_Problem to solve:_
Reproduce all the material exactly, minus any pictures it holds.

#### Material for this task ####

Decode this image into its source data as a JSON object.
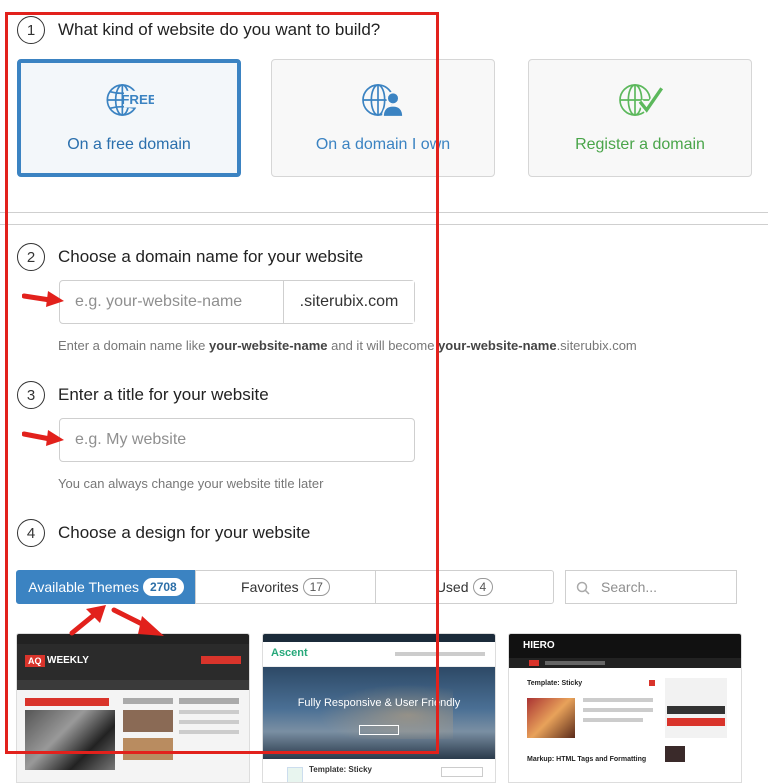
{
  "step1": {
    "number": "1",
    "title": "What kind of website do you want to build?"
  },
  "domain_options": [
    {
      "label": "On a free domain",
      "icon": "globe-free-icon",
      "icon_text": "FREE",
      "selected": true
    },
    {
      "label": "On a domain I own",
      "icon": "globe-user-icon",
      "selected": false
    },
    {
      "label": "Register a domain",
      "icon": "globe-check-icon",
      "selected": false
    }
  ],
  "step2": {
    "number": "2",
    "title": "Choose a domain name for your website",
    "placeholder": "e.g. your-website-name",
    "suffix": ".siterubix.com",
    "help_prefix": "Enter a domain name like ",
    "help_bold1": "your-website-name",
    "help_middle": " and it will become ",
    "help_bold2": "your-website-name",
    "help_suffix": ".siterubix.com"
  },
  "step3": {
    "number": "3",
    "title": "Enter a title for your website",
    "placeholder": "e.g. My website",
    "help": "You can always change your website title later"
  },
  "step4": {
    "number": "4",
    "title": "Choose a design for your website"
  },
  "tabs": [
    {
      "label": "Available Themes",
      "count": "2708",
      "active": true
    },
    {
      "label": "Favorites",
      "count": "17",
      "active": false
    },
    {
      "label": "Used",
      "count": "4",
      "active": false
    }
  ],
  "search": {
    "placeholder": "Search..."
  },
  "themes": [
    {
      "logo_badge": "AQ",
      "logo": "WEEKLY"
    },
    {
      "logo": "Ascent",
      "hero": "Fully Responsive & User Friendly",
      "post": "Template: Sticky"
    },
    {
      "logo": "HIERO",
      "post1": "Template: Sticky",
      "post2": "Markup: HTML Tags and Formatting"
    }
  ],
  "colors": {
    "accent": "#3b83c2",
    "highlight": "#e2211c",
    "check_green": "#5cb85c",
    "success_text": "#4aa54a"
  }
}
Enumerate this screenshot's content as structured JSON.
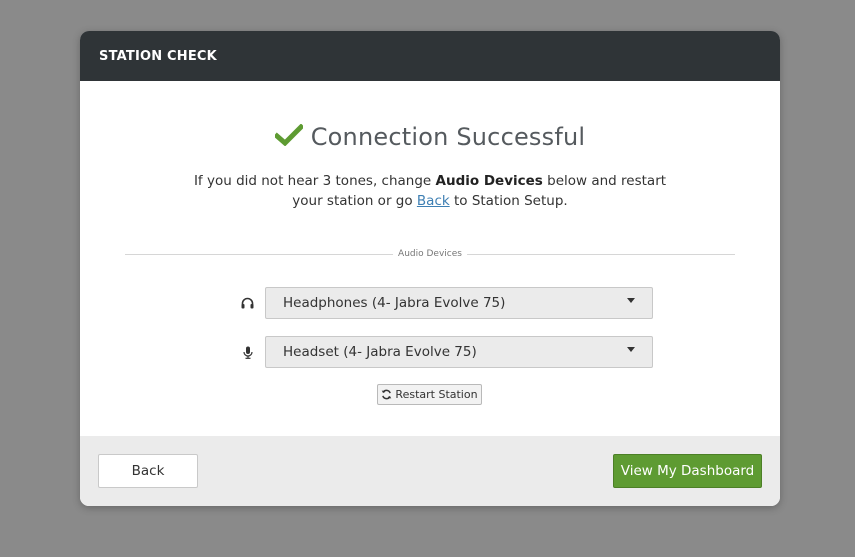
{
  "header": {
    "title": "STATION CHECK"
  },
  "status": {
    "icon": "checkmark-icon",
    "text": "Connection Successful",
    "color": "#5e9b32"
  },
  "message": {
    "part1": "If you did not hear 3 tones, change ",
    "bold": "Audio Devices",
    "part2": " below and restart",
    "part3": "your station or go ",
    "link": "Back",
    "part4": " to Station Setup."
  },
  "audio_devices": {
    "section_label": "Audio Devices",
    "output": {
      "icon": "headphones-icon",
      "selected": "Headphones (4- Jabra Evolve 75)"
    },
    "input": {
      "icon": "microphone-icon",
      "selected": "Headset (4- Jabra Evolve 75)"
    },
    "restart_label": "Restart Station",
    "restart_icon": "refresh-icon"
  },
  "footer": {
    "back_label": "Back",
    "dashboard_label": "View My Dashboard",
    "dashboard_color": "#5e9b32"
  },
  "colors": {
    "header_bg": "#2f3437",
    "link": "#3e7fb3",
    "backdrop": "#8a8a8a"
  }
}
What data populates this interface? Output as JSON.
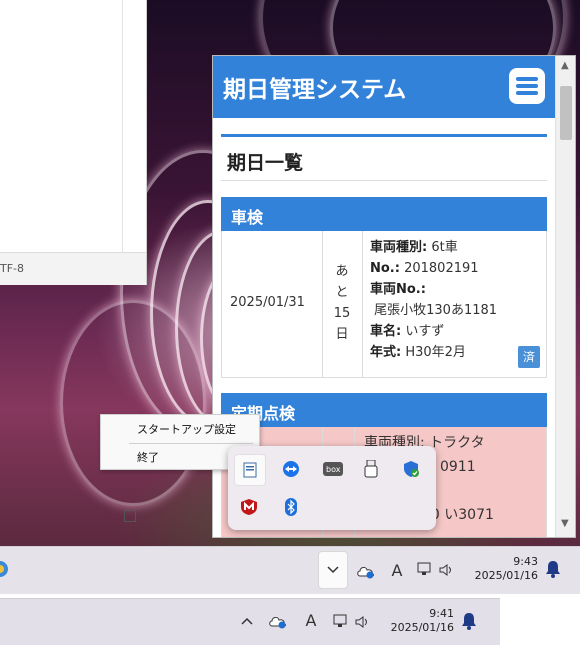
{
  "background_window": {
    "status_text": "TF-8"
  },
  "app": {
    "title": "期日管理システム",
    "section_title": "期日一覧",
    "cards": [
      {
        "category": "車検",
        "date": "2025/01/31",
        "remaining_chars": [
          "あ",
          "と",
          "15",
          "日"
        ],
        "fields": [
          {
            "label": "車両種別:",
            "value": "6t車"
          },
          {
            "label": "No.:",
            "value": "201802191"
          },
          {
            "label": "車両No.:",
            "value": ""
          },
          {
            "label": "",
            "value": "尾張小牧130あ1181"
          },
          {
            "label": "車名:",
            "value": "いすず"
          },
          {
            "label": "年式:",
            "value": "H30年2月"
          }
        ],
        "badge": "済"
      },
      {
        "category": "定期点検",
        "fields": [
          {
            "text": "車両種別: トラクタ"
          },
          {
            "text": "0911"
          },
          {
            "text": "30 い3071"
          }
        ]
      }
    ]
  },
  "context_menu": {
    "items": [
      "スタートアップ設定",
      "終了"
    ]
  },
  "tray_flyout": {
    "icons": [
      "notepad-icon",
      "teamviewer-icon",
      "box-icon",
      "usb-drive-icon",
      "defender-shield-icon",
      "mcafee-icon",
      "bluetooth-icon"
    ]
  },
  "taskbar_top": {
    "time": "9:43",
    "date": "2025/01/16",
    "ime": "A"
  },
  "taskbar_bottom": {
    "time": "9:41",
    "date": "2025/01/16",
    "ime": "A"
  },
  "colors": {
    "accent": "#3282d9",
    "alert_bg": "#f6c7c7"
  }
}
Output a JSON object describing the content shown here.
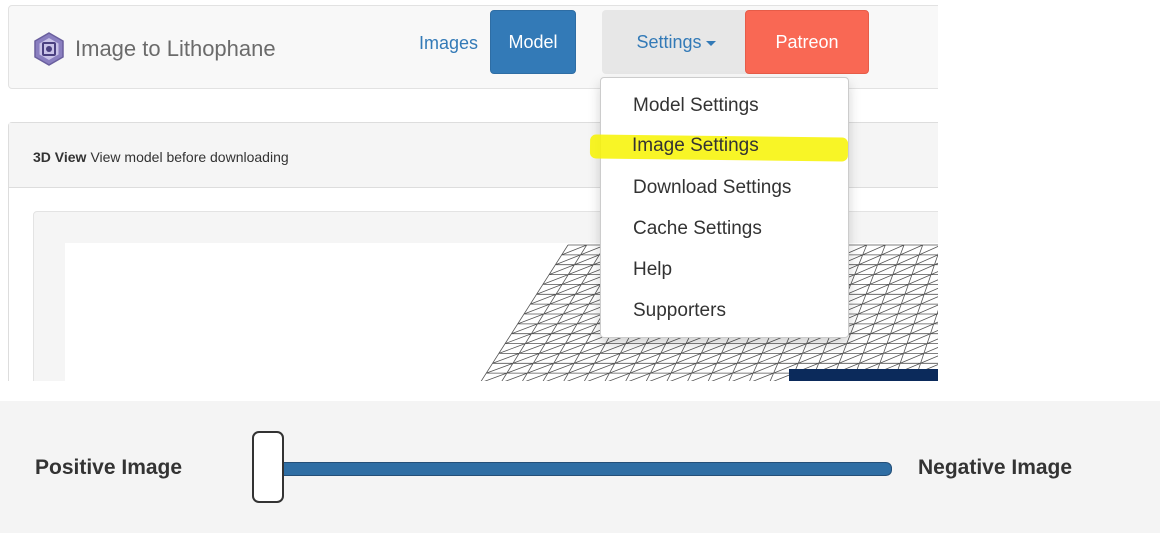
{
  "navbar": {
    "brand": "Image to Lithophane",
    "links": {
      "images": "Images",
      "model": "Model",
      "settings": "Settings",
      "patreon": "Patreon"
    }
  },
  "settings_menu": {
    "items": [
      "Model Settings",
      "Image Settings",
      "Download Settings",
      "Cache Settings",
      "Help",
      "Supporters"
    ],
    "highlighted_item": "Image Settings"
  },
  "panel": {
    "title_bold": "3D View",
    "title_rest": "View model before downloading"
  },
  "image_type_slider": {
    "left_label": "Positive Image",
    "right_label": "Negative Image",
    "value": 0
  },
  "colors": {
    "primary": "#337ab7",
    "patreon": "#f96854",
    "highlighter": "#f7f300",
    "slider_track": "#2f6ea4",
    "preview_dark": "#0b2a5b"
  },
  "icons": [
    "lithophane-logo-icon",
    "caret-down-icon"
  ]
}
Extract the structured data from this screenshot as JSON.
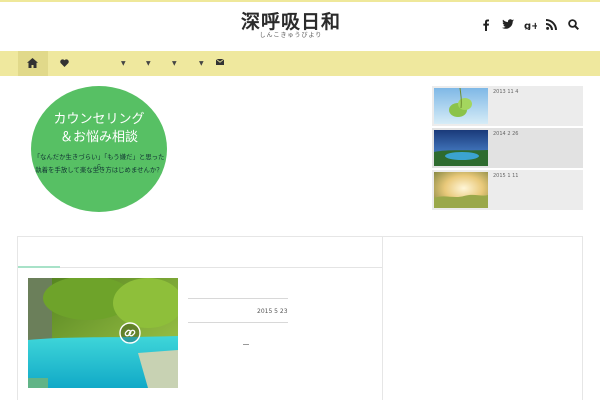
{
  "header": {
    "logo_main": "深呼吸日和",
    "logo_sub": "しんこきゅうびより",
    "social": [
      "facebook-icon",
      "twitter-icon",
      "google-plus-icon",
      "rss-icon",
      "search-icon"
    ]
  },
  "nav": {
    "icons": [
      "home-icon",
      "heart-icon",
      "envelope-icon"
    ],
    "dropdowns": 4
  },
  "hero": {
    "line1": "カウンセリング",
    "line2": "＆お悩み相談",
    "sub1": "「なんだか生きづらい」「もう嫌だ」と思ったら",
    "sub2": "執着を手放して楽な生き方はじめませんか？"
  },
  "sidebar_posts": [
    {
      "date": "2013 11 4"
    },
    {
      "date": "2014 2 26"
    },
    {
      "date": "2015 1 11"
    }
  ],
  "main_post": {
    "date": "2015 5 23",
    "icon": "link-icon"
  },
  "colors": {
    "nav_bg": "#efe89e",
    "hero_green": "#57c064",
    "accent": "#a8e2c8"
  }
}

####

_Answer:_
Decode this image into its source data as a JSON object.
{
  "step1": {
    "number": "1",
    "title": "What kind of website do you want to build?"
  },
  "domain_options": [
    {
      "label": "On a free domain",
      "icon": "globe-free-icon",
      "icon_text": "FREE",
      "selected": true
    },
    {
      "label": "On a domain I own",
      "icon": "globe-user-icon",
      "selected": false
    },
    {
      "label": "Register a domain",
      "icon": "globe-check-icon",
      "selected": false
    }
  ],
  "step2": {
    "number": "2",
    "title": "Choose a domain name for your website",
    "placeholder": "e.g. your-website-name",
    "suffix": ".siterubix.com",
    "help_prefix": "Enter a domain name like ",
    "help_bold1": "your-website-name",
    "help_middle": " and it will become ",
    "help_bold2": "your-website-name",
    "help_suffix": ".siterubix.com"
  },
  "step3": {
    "number": "3",
    "title": "Enter a title for your website",
    "placeholder": "e.g. My website",
    "help": "You can always change your website title later"
  },
  "step4": {
    "number": "4",
    "title": "Choose a design for your website"
  },
  "tabs": [
    {
      "label": "Available Themes",
      "count": "2708",
      "active": true
    },
    {
      "label": "Favorites",
      "count": "17",
      "active": false
    },
    {
      "label": "Used",
      "count": "4",
      "active": false
    }
  ],
  "search": {
    "placeholder": "Search..."
  },
  "themes": [
    {
      "logo_badge": "AQ",
      "logo": "WEEKLY"
    },
    {
      "logo": "Ascent",
      "hero": "Fully Responsive & User Friendly",
      "post": "Template: Sticky"
    },
    {
      "logo": "HIERO",
      "post1": "Template: Sticky",
      "post2": "Markup: HTML Tags and Formatting"
    }
  ],
  "colors": {
    "accent": "#3b83c2",
    "highlight": "#e2211c",
    "check_green": "#5cb85c",
    "success_text": "#4aa54a"
  }
}
Enumerate this screenshot's content as structured JSON.
{
  "header": {
    "title": "STATION CHECK"
  },
  "status": {
    "icon": "checkmark-icon",
    "text": "Connection Successful",
    "color": "#5e9b32"
  },
  "message": {
    "part1": "If you did not hear 3 tones, change ",
    "bold": "Audio Devices",
    "part2": " below and restart",
    "part3": "your station or go ",
    "link": "Back",
    "part4": " to Station Setup."
  },
  "audio_devices": {
    "section_label": "Audio Devices",
    "output": {
      "icon": "headphones-icon",
      "selected": "Headphones (4- Jabra Evolve 75)"
    },
    "input": {
      "icon": "microphone-icon",
      "selected": "Headset (4- Jabra Evolve 75)"
    },
    "restart_label": "Restart Station",
    "restart_icon": "refresh-icon"
  },
  "footer": {
    "back_label": "Back",
    "dashboard_label": "View My Dashboard",
    "dashboard_color": "#5e9b32"
  },
  "colors": {
    "header_bg": "#2f3437",
    "link": "#3e7fb3",
    "backdrop": "#8a8a8a"
  }
}
What data populates this interface? Output as JSON.
{
  "background_window": {
    "status_text": "TF-8"
  },
  "app": {
    "title": "期日管理システム",
    "section_title": "期日一覧",
    "cards": [
      {
        "category": "車検",
        "date": "2025/01/31",
        "remaining_chars": [
          "あ",
          "と",
          "15",
          "日"
        ],
        "fields": [
          {
            "label": "車両種別:",
            "value": "6t車"
          },
          {
            "label": "No.:",
            "value": "201802191"
          },
          {
            "label": "車両No.:",
            "value": ""
          },
          {
            "label": "",
            "value": "尾張小牧130あ1181"
          },
          {
            "label": "車名:",
            "value": "いすず"
          },
          {
            "label": "年式:",
            "value": "H30年2月"
          }
        ],
        "badge": "済"
      },
      {
        "category": "定期点検",
        "fields": [
          {
            "text": "車両種別: トラクタ"
          },
          {
            "text": "0911"
          },
          {
            "text": "30 い3071"
          }
        ]
      }
    ]
  },
  "context_menu": {
    "items": [
      "スタートアップ設定",
      "終了"
    ]
  },
  "tray_flyout": {
    "icons": [
      "notepad-icon",
      "teamviewer-icon",
      "box-icon",
      "usb-drive-icon",
      "defender-shield-icon",
      "mcafee-icon",
      "bluetooth-icon"
    ]
  },
  "taskbar_top": {
    "time": "9:43",
    "date": "2025/01/16",
    "ime": "A"
  },
  "taskbar_bottom": {
    "time": "9:41",
    "date": "2025/01/16",
    "ime": "A"
  },
  "colors": {
    "accent": "#3282d9",
    "alert_bg": "#f6c7c7"
  }
}
Output a JSON object describing the content shown here.
{
  "navbar": {
    "brand": "Image to Lithophane",
    "links": {
      "images": "Images",
      "model": "Model",
      "settings": "Settings",
      "patreon": "Patreon"
    }
  },
  "settings_menu": {
    "items": [
      "Model Settings",
      "Image Settings",
      "Download Settings",
      "Cache Settings",
      "Help",
      "Supporters"
    ],
    "highlighted_item": "Image Settings"
  },
  "panel": {
    "title_bold": "3D View",
    "title_rest": "View model before downloading"
  },
  "image_type_slider": {
    "left_label": "Positive Image",
    "right_label": "Negative Image",
    "value": 0
  },
  "colors": {
    "primary": "#337ab7",
    "patreon": "#f96854",
    "highlighter": "#f7f300",
    "slider_track": "#2f6ea4",
    "preview_dark": "#0b2a5b"
  },
  "icons": [
    "lithophane-logo-icon",
    "caret-down-icon"
  ]
}
Extract the structured data from this screenshot as JSON.
{
  "header": {
    "logo_main": "深呼吸日和",
    "logo_sub": "しんこきゅうびより",
    "social": [
      "facebook-icon",
      "twitter-icon",
      "google-plus-icon",
      "rss-icon",
      "search-icon"
    ]
  },
  "nav": {
    "icons": [
      "home-icon",
      "heart-icon",
      "envelope-icon"
    ],
    "dropdowns": 4
  },
  "hero": {
    "line1": "カウンセリング",
    "line2": "＆お悩み相談",
    "sub1": "「なんだか生きづらい」「もう嫌だ」と思ったら",
    "sub2": "執着を手放して楽な生き方はじめませんか？"
  },
  "sidebar_posts": [
    {
      "date": "2013 11 4"
    },
    {
      "date": "2014 2 26"
    },
    {
      "date": "2015 1 11"
    }
  ],
  "main_post": {
    "date": "2015 5 23",
    "icon": "link-icon"
  },
  "colors": {
    "nav_bg": "#efe89e",
    "hero_green": "#57c064",
    "accent": "#a8e2c8"
  }
}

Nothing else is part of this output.